_WHAT IS EXPECTED:_
Reproduce each record exactly.
- - -
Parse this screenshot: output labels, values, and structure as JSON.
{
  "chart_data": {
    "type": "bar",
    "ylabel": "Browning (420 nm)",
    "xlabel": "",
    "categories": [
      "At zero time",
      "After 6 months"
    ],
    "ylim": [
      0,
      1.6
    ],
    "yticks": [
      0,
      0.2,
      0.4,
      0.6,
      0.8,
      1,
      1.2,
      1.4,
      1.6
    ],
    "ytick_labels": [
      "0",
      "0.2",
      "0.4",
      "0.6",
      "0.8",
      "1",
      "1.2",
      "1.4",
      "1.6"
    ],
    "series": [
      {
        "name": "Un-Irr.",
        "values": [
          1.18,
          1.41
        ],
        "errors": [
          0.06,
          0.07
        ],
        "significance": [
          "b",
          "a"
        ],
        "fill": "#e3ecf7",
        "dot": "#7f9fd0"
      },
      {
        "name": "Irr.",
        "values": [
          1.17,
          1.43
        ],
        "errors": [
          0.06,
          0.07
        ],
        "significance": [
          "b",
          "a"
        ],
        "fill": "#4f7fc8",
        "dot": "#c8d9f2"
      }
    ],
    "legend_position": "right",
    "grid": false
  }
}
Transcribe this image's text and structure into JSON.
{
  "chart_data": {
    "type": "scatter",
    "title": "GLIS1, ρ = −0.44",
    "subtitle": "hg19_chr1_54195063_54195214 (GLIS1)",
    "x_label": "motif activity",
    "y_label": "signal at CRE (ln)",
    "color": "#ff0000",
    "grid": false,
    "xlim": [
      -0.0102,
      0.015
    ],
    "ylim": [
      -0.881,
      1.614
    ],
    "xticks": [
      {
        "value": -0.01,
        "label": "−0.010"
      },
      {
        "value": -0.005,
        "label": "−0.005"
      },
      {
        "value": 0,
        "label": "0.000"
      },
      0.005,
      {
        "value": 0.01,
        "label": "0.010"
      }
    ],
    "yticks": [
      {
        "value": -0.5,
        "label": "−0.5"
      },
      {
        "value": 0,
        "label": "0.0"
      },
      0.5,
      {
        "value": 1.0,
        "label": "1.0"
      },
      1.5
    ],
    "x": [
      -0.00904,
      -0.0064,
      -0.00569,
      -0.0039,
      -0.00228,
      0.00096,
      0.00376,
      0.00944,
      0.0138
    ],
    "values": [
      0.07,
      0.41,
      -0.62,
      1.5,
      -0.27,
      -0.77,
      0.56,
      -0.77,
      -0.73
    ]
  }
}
- - -
_FULL SOLUTION:_
Parse this screenshot: output labels, values, and structure as JSON.
{
  "chart_data": {
    "type": "bar",
    "ylabel": "Browning (420 nm)",
    "xlabel": "",
    "categories": [
      "At zero time",
      "After 6 months"
    ],
    "ylim": [
      0,
      1.6
    ],
    "yticks": [
      0,
      0.2,
      0.4,
      0.6,
      0.8,
      1,
      1.2,
      1.4,
      1.6
    ],
    "ytick_labels": [
      "0",
      "0.2",
      "0.4",
      "0.6",
      "0.8",
      "1",
      "1.2",
      "1.4",
      "1.6"
    ],
    "series": [
      {
        "name": "Un-Irr.",
        "values": [
          1.18,
          1.41
        ],
        "errors": [
          0.06,
          0.07
        ],
        "significance": [
          "b",
          "a"
        ],
        "fill": "#e3ecf7",
        "dot": "#7f9fd0"
      },
      {
        "name": "Irr.",
        "values": [
          1.17,
          1.43
        ],
        "errors": [
          0.06,
          0.07
        ],
        "significance": [
          "b",
          "a"
        ],
        "fill": "#4f7fc8",
        "dot": "#c8d9f2"
      }
    ],
    "legend_position": "right",
    "grid": false
  }
}
Transcribe this image's text and structure into JSON.
{
  "chart_data": {
    "type": "scatter",
    "title": "GLIS1, ρ = −0.44",
    "subtitle": "hg19_chr1_54195063_54195214 (GLIS1)",
    "x_label": "motif activity",
    "y_label": "signal at CRE (ln)",
    "color": "#ff0000",
    "grid": false,
    "xlim": [
      -0.0102,
      0.015
    ],
    "ylim": [
      -0.881,
      1.614
    ],
    "xticks": [
      {
        "value": -0.01,
        "label": "−0.010"
      },
      {
        "value": -0.005,
        "label": "−0.005"
      },
      {
        "value": 0,
        "label": "0.000"
      },
      0.005,
      {
        "value": 0.01,
        "label": "0.010"
      }
    ],
    "yticks": [
      {
        "value": -0.5,
        "label": "−0.5"
      },
      {
        "value": 0,
        "label": "0.0"
      },
      0.5,
      {
        "value": 1.0,
        "label": "1.0"
      },
      1.5
    ],
    "x": [
      -0.00904,
      -0.0064,
      -0.00569,
      -0.0039,
      -0.00228,
      0.00096,
      0.00376,
      0.00944,
      0.0138
    ],
    "values": [
      0.07,
      0.41,
      -0.62,
      1.5,
      -0.27,
      -0.77,
      0.56,
      -0.77,
      -0.73
    ]
  }
}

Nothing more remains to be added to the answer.